==== THE RECORDS ====
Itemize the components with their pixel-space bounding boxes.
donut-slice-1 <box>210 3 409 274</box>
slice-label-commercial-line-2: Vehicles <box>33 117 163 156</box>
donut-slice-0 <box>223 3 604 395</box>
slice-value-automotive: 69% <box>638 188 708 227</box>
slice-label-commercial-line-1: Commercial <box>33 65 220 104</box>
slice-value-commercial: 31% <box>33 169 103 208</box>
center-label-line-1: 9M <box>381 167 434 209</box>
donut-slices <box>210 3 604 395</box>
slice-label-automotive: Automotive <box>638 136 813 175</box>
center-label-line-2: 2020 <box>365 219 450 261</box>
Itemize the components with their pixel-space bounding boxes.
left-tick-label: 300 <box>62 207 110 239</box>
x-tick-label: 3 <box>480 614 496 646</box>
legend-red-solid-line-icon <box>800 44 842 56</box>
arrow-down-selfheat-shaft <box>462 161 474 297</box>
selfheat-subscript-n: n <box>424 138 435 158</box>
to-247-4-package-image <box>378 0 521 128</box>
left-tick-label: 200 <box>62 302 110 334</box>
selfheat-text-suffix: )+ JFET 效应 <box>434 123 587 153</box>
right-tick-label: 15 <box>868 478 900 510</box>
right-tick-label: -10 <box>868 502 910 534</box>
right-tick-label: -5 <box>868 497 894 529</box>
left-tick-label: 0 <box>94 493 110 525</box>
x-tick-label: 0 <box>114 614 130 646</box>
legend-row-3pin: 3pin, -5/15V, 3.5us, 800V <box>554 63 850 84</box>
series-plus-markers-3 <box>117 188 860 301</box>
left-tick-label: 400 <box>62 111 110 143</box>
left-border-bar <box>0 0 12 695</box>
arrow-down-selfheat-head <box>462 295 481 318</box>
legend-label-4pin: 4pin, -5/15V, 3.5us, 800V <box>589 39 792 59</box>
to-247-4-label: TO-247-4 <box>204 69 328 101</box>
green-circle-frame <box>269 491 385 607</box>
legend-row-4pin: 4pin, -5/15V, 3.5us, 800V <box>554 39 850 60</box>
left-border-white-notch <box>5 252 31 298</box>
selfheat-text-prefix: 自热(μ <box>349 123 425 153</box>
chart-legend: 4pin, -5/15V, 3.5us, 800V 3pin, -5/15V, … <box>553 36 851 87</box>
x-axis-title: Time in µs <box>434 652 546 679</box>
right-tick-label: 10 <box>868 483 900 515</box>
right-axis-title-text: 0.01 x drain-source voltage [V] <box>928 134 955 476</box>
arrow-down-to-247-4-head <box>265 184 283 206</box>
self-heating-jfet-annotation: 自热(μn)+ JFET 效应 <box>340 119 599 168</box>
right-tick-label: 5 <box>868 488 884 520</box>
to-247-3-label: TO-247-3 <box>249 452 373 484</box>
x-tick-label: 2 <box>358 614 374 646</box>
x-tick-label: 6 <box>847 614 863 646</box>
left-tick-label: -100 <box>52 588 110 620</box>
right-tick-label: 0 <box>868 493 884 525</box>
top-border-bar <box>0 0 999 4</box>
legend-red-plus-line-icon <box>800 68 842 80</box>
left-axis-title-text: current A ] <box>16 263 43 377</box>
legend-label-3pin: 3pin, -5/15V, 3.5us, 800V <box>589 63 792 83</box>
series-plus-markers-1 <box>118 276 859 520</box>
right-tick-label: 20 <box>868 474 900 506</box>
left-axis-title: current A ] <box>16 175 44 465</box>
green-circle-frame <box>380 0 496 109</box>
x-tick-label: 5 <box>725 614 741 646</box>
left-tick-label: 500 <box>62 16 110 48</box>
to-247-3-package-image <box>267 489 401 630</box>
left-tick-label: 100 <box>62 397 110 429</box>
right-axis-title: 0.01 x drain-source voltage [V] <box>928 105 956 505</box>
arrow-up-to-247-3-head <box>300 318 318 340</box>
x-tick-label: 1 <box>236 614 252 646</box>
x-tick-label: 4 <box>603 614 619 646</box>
====
INSTRUCTION:
Rewrite the records above as a numbered list with one line per item, leaving out any blank lines.

SOLVED PROBLEM:
1. Itemize the components with their pixel-space bounding boxes.
2. donut-slice-1 <box>210 3 409 274</box>
3. slice-label-commercial-line-2: Vehicles <box>33 117 163 156</box>
4. donut-slice-0 <box>223 3 604 395</box>
5. slice-value-automotive: 69% <box>638 188 708 227</box>
6. slice-label-commercial-line-1: Commercial <box>33 65 220 104</box>
7. slice-value-commercial: 31% <box>33 169 103 208</box>
8. center-label-line-1: 9M <box>381 167 434 209</box>
9. donut-slices <box>210 3 604 395</box>
10. slice-label-automotive: Automotive <box>638 136 813 175</box>
11. center-label-line-2: 2020 <box>365 219 450 261</box>
12. Itemize the components with their pixel-space bounding boxes.
13. left-tick-label: 300 <box>62 207 110 239</box>
14. x-tick-label: 3 <box>480 614 496 646</box>
15. legend-red-solid-line-icon <box>800 44 842 56</box>
16. arrow-down-selfheat-shaft <box>462 161 474 297</box>
17. selfheat-subscript-n: n <box>424 138 435 158</box>
18. to-247-4-package-image <box>378 0 521 128</box>
19. left-tick-label: 200 <box>62 302 110 334</box>
20. selfheat-text-suffix: )+ JFET 效应 <box>434 123 587 153</box>
21. right-tick-label: 15 <box>868 478 900 510</box>
22. right-tick-label: -10 <box>868 502 910 534</box>
23. right-tick-label: -5 <box>868 497 894 529</box>
24. left-tick-label: 0 <box>94 493 110 525</box>
25. x-tick-label: 0 <box>114 614 130 646</box>
26. legend-row-3pin: 3pin, -5/15V, 3.5us, 800V <box>554 63 850 84</box>
27. series-plus-markers-3 <box>117 188 860 301</box>
28. left-tick-label: 400 <box>62 111 110 143</box>
29. left-border-bar <box>0 0 12 695</box>
30. arrow-down-selfheat-head <box>462 295 481 318</box>
31. legend-label-4pin: 4pin, -5/15V, 3.5us, 800V <box>589 39 792 59</box>
32. to-247-4-label: TO-247-4 <box>204 69 328 101</box>
33. green-circle-frame <box>269 491 385 607</box>
34. legend-row-4pin: 4pin, -5/15V, 3.5us, 800V <box>554 39 850 60</box>
35. left-border-white-notch <box>5 252 31 298</box>
36. selfheat-text-prefix: 自热(μ <box>349 123 425 153</box>
37. chart-legend: 4pin, -5/15V, 3.5us, 800V 3pin, -5/15V, … <box>553 36 851 87</box>
38. x-axis-title: Time in µs <box>434 652 546 679</box>
39. right-tick-label: 10 <box>868 483 900 515</box>
40. right-axis-title-text: 0.01 x drain-source voltage [V] <box>928 134 955 476</box>
41. arrow-down-to-247-4-head <box>265 184 283 206</box>
42. self-heating-jfet-annotation: 自热(μn)+ JFET 效应 <box>340 119 599 168</box>
43. right-tick-label: 5 <box>868 488 884 520</box>
44. to-247-3-label: TO-247-3 <box>249 452 373 484</box>
45. x-tick-label: 2 <box>358 614 374 646</box>
46. x-tick-label: 6 <box>847 614 863 646</box>
47. left-tick-label: -100 <box>52 588 110 620</box>
48. right-tick-label: 0 <box>868 493 884 525</box>
49. top-border-bar <box>0 0 999 4</box>
50. legend-red-plus-line-icon <box>800 68 842 80</box>
51. left-axis-title-text: current A ] <box>16 263 43 377</box>
52. legend-label-3pin: 3pin, -5/15V, 3.5us, 800V <box>589 63 792 83</box>
53. series-plus-markers-1 <box>118 276 859 520</box>
54. right-tick-label: 20 <box>868 474 900 506</box>
55. left-axis-title: current A ] <box>16 175 44 465</box>
56. green-circle-frame <box>380 0 496 109</box>
57. x-tick-label: 5 <box>725 614 741 646</box>
58. left-tick-label: 500 <box>62 16 110 48</box>
59. to-247-3-package-image <box>267 489 401 630</box>
60. left-tick-label: 100 <box>62 397 110 429</box>
61. right-axis-title: 0.01 x drain-source voltage [V] <box>928 105 956 505</box>
62. arrow-up-to-247-3-head <box>300 318 318 340</box>
63. x-tick-label: 1 <box>236 614 252 646</box>
64. x-tick-label: 4 <box>603 614 619 646</box>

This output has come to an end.